====== Task material ======
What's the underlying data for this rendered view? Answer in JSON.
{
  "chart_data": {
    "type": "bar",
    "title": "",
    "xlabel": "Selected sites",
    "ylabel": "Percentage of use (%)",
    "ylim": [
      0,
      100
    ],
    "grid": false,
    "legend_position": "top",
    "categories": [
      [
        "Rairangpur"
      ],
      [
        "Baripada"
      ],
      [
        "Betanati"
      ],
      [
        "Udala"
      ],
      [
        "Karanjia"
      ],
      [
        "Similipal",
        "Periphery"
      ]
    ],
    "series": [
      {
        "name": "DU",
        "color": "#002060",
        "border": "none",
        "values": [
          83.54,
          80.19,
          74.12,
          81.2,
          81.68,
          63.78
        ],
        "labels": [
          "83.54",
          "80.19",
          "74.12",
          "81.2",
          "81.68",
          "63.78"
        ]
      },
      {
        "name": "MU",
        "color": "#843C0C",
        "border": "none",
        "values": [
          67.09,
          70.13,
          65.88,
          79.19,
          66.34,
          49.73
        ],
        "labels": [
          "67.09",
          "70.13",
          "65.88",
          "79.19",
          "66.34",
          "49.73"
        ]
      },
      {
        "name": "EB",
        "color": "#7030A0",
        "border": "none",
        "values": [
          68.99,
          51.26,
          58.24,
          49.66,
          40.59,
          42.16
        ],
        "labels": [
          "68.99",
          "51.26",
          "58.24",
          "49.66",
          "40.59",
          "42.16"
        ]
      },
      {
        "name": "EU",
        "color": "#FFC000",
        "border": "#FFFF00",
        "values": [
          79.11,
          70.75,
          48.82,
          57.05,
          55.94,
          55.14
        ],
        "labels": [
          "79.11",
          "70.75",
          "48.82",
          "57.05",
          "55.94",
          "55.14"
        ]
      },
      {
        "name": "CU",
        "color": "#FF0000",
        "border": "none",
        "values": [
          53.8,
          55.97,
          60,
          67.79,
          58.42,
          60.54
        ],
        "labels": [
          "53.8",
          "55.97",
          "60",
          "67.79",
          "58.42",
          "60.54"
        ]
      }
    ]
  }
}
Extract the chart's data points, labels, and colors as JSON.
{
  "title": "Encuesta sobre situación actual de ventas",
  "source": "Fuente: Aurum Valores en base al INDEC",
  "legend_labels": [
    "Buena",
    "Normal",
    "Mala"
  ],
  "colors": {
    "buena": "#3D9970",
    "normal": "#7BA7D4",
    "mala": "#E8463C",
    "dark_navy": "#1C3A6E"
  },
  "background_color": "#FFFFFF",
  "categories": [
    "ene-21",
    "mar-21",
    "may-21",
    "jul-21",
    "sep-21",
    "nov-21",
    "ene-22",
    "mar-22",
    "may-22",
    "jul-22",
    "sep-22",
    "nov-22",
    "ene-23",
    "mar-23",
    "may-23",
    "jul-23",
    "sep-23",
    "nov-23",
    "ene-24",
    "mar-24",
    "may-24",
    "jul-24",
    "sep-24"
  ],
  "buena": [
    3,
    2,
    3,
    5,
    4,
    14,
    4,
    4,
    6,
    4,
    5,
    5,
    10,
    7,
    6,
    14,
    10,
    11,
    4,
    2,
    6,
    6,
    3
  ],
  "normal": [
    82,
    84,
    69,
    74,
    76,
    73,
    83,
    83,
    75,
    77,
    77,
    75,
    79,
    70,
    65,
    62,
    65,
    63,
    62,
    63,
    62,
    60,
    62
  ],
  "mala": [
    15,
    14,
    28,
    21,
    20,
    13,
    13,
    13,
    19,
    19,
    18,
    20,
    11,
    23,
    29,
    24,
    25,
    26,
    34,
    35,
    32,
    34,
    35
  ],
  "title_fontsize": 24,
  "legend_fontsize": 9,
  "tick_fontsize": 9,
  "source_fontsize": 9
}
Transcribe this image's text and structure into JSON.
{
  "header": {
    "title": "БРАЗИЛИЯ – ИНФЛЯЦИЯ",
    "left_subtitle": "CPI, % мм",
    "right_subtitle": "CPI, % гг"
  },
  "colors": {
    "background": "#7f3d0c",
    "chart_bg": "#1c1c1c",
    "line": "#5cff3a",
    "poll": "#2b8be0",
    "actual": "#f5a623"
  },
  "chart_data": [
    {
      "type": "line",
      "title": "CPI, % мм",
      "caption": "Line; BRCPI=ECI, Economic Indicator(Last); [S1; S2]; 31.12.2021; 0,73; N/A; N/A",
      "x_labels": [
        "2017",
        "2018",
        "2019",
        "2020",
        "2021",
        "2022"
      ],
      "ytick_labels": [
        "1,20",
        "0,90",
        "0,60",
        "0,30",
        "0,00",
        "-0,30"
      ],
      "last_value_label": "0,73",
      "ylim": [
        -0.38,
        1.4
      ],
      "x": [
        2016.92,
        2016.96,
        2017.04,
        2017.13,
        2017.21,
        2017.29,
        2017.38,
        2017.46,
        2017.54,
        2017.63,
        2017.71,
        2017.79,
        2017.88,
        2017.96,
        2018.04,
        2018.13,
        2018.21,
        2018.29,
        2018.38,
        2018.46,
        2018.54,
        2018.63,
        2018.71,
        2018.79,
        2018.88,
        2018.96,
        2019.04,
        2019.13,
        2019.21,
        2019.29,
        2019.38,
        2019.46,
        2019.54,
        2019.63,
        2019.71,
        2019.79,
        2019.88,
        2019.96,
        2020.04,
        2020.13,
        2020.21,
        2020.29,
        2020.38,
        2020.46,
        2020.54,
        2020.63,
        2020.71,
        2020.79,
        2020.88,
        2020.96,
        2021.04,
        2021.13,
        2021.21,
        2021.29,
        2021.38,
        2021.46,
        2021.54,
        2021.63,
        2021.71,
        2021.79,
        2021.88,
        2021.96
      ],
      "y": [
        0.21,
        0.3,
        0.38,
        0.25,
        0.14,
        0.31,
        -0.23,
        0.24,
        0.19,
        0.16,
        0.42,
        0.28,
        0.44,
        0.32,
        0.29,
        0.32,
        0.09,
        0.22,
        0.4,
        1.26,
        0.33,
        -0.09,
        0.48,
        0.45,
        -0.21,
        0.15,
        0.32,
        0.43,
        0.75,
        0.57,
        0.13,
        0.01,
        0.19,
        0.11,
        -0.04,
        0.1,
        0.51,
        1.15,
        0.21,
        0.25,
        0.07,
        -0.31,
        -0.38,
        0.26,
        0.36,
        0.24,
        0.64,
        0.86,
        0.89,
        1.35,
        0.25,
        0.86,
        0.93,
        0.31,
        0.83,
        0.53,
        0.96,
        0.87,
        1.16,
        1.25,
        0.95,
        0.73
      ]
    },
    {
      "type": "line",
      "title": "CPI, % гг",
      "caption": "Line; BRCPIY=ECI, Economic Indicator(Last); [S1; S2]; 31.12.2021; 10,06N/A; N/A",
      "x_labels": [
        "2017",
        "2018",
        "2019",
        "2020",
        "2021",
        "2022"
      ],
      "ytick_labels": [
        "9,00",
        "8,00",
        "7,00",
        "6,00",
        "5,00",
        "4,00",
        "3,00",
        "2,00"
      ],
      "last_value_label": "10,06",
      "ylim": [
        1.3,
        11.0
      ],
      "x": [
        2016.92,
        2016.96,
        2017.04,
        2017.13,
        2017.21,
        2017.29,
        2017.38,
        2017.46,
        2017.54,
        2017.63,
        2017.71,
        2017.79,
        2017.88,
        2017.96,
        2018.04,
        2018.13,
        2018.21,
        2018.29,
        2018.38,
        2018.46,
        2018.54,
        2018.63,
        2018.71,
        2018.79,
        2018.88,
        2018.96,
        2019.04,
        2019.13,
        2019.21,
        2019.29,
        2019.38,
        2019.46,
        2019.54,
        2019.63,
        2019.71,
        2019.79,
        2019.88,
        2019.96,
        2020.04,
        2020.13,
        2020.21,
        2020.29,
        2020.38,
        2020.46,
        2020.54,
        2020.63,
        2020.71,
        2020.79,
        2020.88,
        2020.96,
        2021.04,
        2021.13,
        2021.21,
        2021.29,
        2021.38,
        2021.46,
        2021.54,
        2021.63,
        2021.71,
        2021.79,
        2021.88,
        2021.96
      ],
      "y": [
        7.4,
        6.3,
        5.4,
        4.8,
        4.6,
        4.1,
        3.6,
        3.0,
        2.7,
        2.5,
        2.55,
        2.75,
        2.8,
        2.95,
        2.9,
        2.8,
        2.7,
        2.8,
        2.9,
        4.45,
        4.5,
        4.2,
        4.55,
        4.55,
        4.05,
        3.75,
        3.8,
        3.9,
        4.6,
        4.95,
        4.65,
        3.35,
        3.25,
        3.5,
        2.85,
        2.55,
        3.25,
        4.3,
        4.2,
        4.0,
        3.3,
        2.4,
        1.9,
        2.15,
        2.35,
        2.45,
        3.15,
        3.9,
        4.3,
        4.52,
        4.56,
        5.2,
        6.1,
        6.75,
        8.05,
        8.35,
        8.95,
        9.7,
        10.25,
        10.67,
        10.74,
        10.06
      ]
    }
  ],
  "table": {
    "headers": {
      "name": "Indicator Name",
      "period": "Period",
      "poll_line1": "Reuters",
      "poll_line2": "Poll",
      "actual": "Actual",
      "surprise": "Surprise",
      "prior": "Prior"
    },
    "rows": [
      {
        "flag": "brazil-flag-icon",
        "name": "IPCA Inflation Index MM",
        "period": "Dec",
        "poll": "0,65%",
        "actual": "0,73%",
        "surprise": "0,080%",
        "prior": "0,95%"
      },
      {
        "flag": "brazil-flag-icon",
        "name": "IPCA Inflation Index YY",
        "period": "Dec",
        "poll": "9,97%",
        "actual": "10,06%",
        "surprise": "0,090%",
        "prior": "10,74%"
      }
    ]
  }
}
======
Take every line from the data above that holds "this" and copy it out.

What's the underlying data for this rendered view? Answer in JSON.
Transcribe this image's text and structure into JSON.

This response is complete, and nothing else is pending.